→ **Short exercise**: Output the entries below exactly as written, omitting pictures.

→ **Records for this task**:
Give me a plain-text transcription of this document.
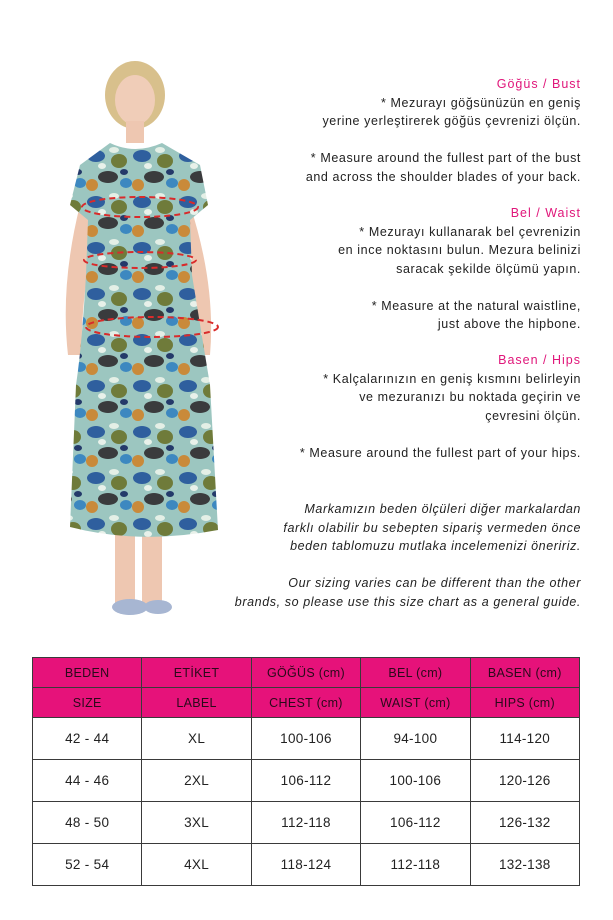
Göğüs / Bust
* Mezurayı göğsünüzün en geniş
yerine yerleştirerek göğüs çevrenizi ölçün.
* Measure around the fullest part of the bust
and across the shoulder blades of your back.
Bel / Waist
* Mezurayı kullanarak bel çevrenizin
en ince noktasını bulun. Mezura belinizi
saracak şekilde ölçümü yapın.
* Measure at the natural waistline,
just above the hipbone.
Basen / Hips
* Kalçalarınızın en geniş kısmını belirleyin
ve mezuranızı bu noktada geçirin ve
çevresini ölçün.
* Measure around the fullest part of your hips.
Markamızın beden ölçüleri diğer markalardan
farklı olabilir bu sebepten sipariş vermeden önce
beden tablomuzu mutlaka incelemenizi öneririz.
Our sizing varies can be different than the other
brands, so please use this size chart as a general guide.
BEDEN	ETİKET	GÖĞÜS (cm)	BEL (cm)	BASEN (cm)
SIZE	LABEL	CHEST (cm)	WAIST (cm)	HIPS (cm)
42 - 44	XL	100-106	94-100	114-120
44 - 46	2XL	106-112	100-106	120-126
48 - 50	3XL	112-118	106-112	126-132
52 - 54	4XL	118-124	112-118	132-138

→ **Answer for this exercise**:
Give me a plain-text transcription of this document.
Göğüs / Bust
* Mezurayı göğsünüzün en geniş
yerine yerleştirerek göğüs çevrenizi ölçün.
* Measure around the fullest part of the bust
and across the shoulder blades of your back.
Bel / Waist
* Mezurayı kullanarak bel çevrenizin
en ince noktasını bulun. Mezura belinizi
saracak şekilde ölçümü yapın.
* Measure at the natural waistline,
just above the hipbone.
Basen / Hips
* Kalçalarınızın en geniş kısmını belirleyin
ve mezuranızı bu noktada geçirin ve
çevresini ölçün.
* Measure around the fullest part of your hips.
Markamızın beden ölçüleri diğer markalardan
farklı olabilir bu sebepten sipariş vermeden önce
beden tablomuzu mutlaka incelemenizi öneririz.
Our sizing varies can be different than the other
brands, so please use this size chart as a general guide.
BEDEN	ETİKET	GÖĞÜS (cm)	BEL (cm)	BASEN (cm)
SIZE	LABEL	CHEST (cm)	WAIST (cm)	HIPS (cm)
42 - 44	XL	100-106	94-100	114-120
44 - 46	2XL	106-112	100-106	120-126
48 - 50	3XL	112-118	106-112	126-132
52 - 54	4XL	118-124	112-118	132-138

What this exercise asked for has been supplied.